## Stored records

•••••

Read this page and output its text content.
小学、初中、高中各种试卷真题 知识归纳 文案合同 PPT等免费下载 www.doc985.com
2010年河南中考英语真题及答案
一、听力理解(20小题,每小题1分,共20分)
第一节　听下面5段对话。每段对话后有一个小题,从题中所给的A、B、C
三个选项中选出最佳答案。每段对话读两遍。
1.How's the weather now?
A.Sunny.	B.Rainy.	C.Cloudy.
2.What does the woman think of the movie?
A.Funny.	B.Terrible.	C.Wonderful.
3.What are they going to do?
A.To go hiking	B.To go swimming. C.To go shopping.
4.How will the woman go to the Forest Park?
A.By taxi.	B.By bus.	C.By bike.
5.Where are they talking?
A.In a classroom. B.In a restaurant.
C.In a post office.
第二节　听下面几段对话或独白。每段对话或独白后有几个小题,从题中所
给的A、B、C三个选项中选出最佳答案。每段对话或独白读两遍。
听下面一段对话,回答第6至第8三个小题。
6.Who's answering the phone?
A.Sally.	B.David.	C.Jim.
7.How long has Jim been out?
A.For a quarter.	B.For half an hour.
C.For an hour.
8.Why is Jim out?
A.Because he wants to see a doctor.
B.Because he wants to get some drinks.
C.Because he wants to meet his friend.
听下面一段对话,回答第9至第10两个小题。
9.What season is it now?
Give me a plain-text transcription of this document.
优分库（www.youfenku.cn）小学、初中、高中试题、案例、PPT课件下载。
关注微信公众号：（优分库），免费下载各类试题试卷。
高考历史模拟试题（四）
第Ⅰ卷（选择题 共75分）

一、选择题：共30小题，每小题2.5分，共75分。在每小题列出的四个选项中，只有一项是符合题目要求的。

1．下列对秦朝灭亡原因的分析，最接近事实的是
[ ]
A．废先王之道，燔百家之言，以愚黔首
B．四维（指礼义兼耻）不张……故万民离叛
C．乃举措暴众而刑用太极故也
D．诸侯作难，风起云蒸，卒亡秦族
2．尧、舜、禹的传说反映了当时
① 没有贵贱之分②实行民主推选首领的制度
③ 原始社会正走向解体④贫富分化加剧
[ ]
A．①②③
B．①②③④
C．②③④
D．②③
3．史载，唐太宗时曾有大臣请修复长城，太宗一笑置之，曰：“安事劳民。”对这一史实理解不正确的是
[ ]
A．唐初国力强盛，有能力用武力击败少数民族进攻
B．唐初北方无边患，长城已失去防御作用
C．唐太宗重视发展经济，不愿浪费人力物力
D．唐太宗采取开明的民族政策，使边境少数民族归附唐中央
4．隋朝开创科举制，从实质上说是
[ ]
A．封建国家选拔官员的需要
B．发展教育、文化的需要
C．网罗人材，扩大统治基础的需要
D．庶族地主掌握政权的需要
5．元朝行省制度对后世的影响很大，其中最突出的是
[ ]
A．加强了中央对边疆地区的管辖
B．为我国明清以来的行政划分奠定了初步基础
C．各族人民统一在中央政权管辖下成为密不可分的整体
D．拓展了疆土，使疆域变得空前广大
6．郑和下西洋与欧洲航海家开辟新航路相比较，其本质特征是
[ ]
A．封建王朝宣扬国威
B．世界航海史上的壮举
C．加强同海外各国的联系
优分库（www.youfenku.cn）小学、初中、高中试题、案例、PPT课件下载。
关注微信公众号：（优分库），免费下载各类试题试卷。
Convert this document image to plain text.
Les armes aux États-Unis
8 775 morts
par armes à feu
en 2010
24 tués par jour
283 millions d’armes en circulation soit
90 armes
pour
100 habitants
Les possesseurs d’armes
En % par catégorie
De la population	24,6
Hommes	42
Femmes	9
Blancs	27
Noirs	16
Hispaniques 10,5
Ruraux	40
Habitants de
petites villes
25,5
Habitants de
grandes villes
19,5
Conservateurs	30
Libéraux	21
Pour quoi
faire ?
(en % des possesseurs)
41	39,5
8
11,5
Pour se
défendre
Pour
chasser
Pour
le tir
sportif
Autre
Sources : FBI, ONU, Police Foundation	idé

•••••

## Problem
Return the whole listing exactly, with every line included.

## Right answer
Read this page and output its text content.
小学、初中、高中各种试卷真题 知识归纳 文案合同 PPT等免费下载 www.doc985.com
2010年河南中考英语真题及答案
一、听力理解(20小题,每小题1分,共20分)
第一节　听下面5段对话。每段对话后有一个小题,从题中所给的A、B、C
三个选项中选出最佳答案。每段对话读两遍。
1.How's the weather now?
A.Sunny.	B.Rainy.	C.Cloudy.
2.What does the woman think of the movie?
A.Funny.	B.Terrible.	C.Wonderful.
3.What are they going to do?
A.To go hiking	B.To go swimming. C.To go shopping.
4.How will the woman go to the Forest Park?
A.By taxi.	B.By bus.	C.By bike.
5.Where are they talking?
A.In a classroom. B.In a restaurant.
C.In a post office.
第二节　听下面几段对话或独白。每段对话或独白后有几个小题,从题中所
给的A、B、C三个选项中选出最佳答案。每段对话或独白读两遍。
听下面一段对话,回答第6至第8三个小题。
6.Who's answering the phone?
A.Sally.	B.David.	C.Jim.
7.How long has Jim been out?
A.For a quarter.	B.For half an hour.
C.For an hour.
8.Why is Jim out?
A.Because he wants to see a doctor.
B.Because he wants to get some drinks.
C.Because he wants to meet his friend.
听下面一段对话,回答第9至第10两个小题。
9.What season is it now?
Give me a plain-text transcription of this document.
优分库（www.youfenku.cn）小学、初中、高中试题、案例、PPT课件下载。
关注微信公众号：（优分库），免费下载各类试题试卷。
高考历史模拟试题（四）
第Ⅰ卷（选择题 共75分）

一、选择题：共30小题，每小题2.5分，共75分。在每小题列出的四个选项中，只有一项是符合题目要求的。

1．下列对秦朝灭亡原因的分析，最接近事实的是
[ ]
A．废先王之道，燔百家之言，以愚黔首
B．四维（指礼义兼耻）不张……故万民离叛
C．乃举措暴众而刑用太极故也
D．诸侯作难，风起云蒸，卒亡秦族
2．尧、舜、禹的传说反映了当时
① 没有贵贱之分②实行民主推选首领的制度
③ 原始社会正走向解体④贫富分化加剧
[ ]
A．①②③
B．①②③④
C．②③④
D．②③
3．史载，唐太宗时曾有大臣请修复长城，太宗一笑置之，曰：“安事劳民。”对这一史实理解不正确的是
[ ]
A．唐初国力强盛，有能力用武力击败少数民族进攻
B．唐初北方无边患，长城已失去防御作用
C．唐太宗重视发展经济，不愿浪费人力物力
D．唐太宗采取开明的民族政策，使边境少数民族归附唐中央
4．隋朝开创科举制，从实质上说是
[ ]
A．封建国家选拔官员的需要
B．发展教育、文化的需要
C．网罗人材，扩大统治基础的需要
D．庶族地主掌握政权的需要
5．元朝行省制度对后世的影响很大，其中最突出的是
[ ]
A．加强了中央对边疆地区的管辖
B．为我国明清以来的行政划分奠定了初步基础
C．各族人民统一在中央政权管辖下成为密不可分的整体
D．拓展了疆土，使疆域变得空前广大
6．郑和下西洋与欧洲航海家开辟新航路相比较，其本质特征是
[ ]
A．封建王朝宣扬国威
B．世界航海史上的壮举
C．加强同海外各国的联系
优分库（www.youfenku.cn）小学、初中、高中试题、案例、PPT课件下载。
关注微信公众号：（优分库），免费下载各类试题试卷。
Convert this document image to plain text.
Les armes aux États-Unis
8 775 morts
par armes à feu
en 2010
24 tués par jour
283 millions d’armes en circulation soit
90 armes
pour
100 habitants
Les possesseurs d’armes
En % par catégorie
De la population	24,6
Hommes	42
Femmes	9
Blancs	27
Noirs	16
Hispaniques 10,5
Ruraux	40
Habitants de
petites villes
25,5
Habitants de
grandes villes
19,5
Conservateurs	30
Libéraux	21
Pour quoi
faire ?
(en % des possesseurs)
41	39,5
8
11,5
Pour se
défendre
Pour
chasser
Pour
le tir
sportif
Autre
Sources : FBI, ONU, Police Foundation	idé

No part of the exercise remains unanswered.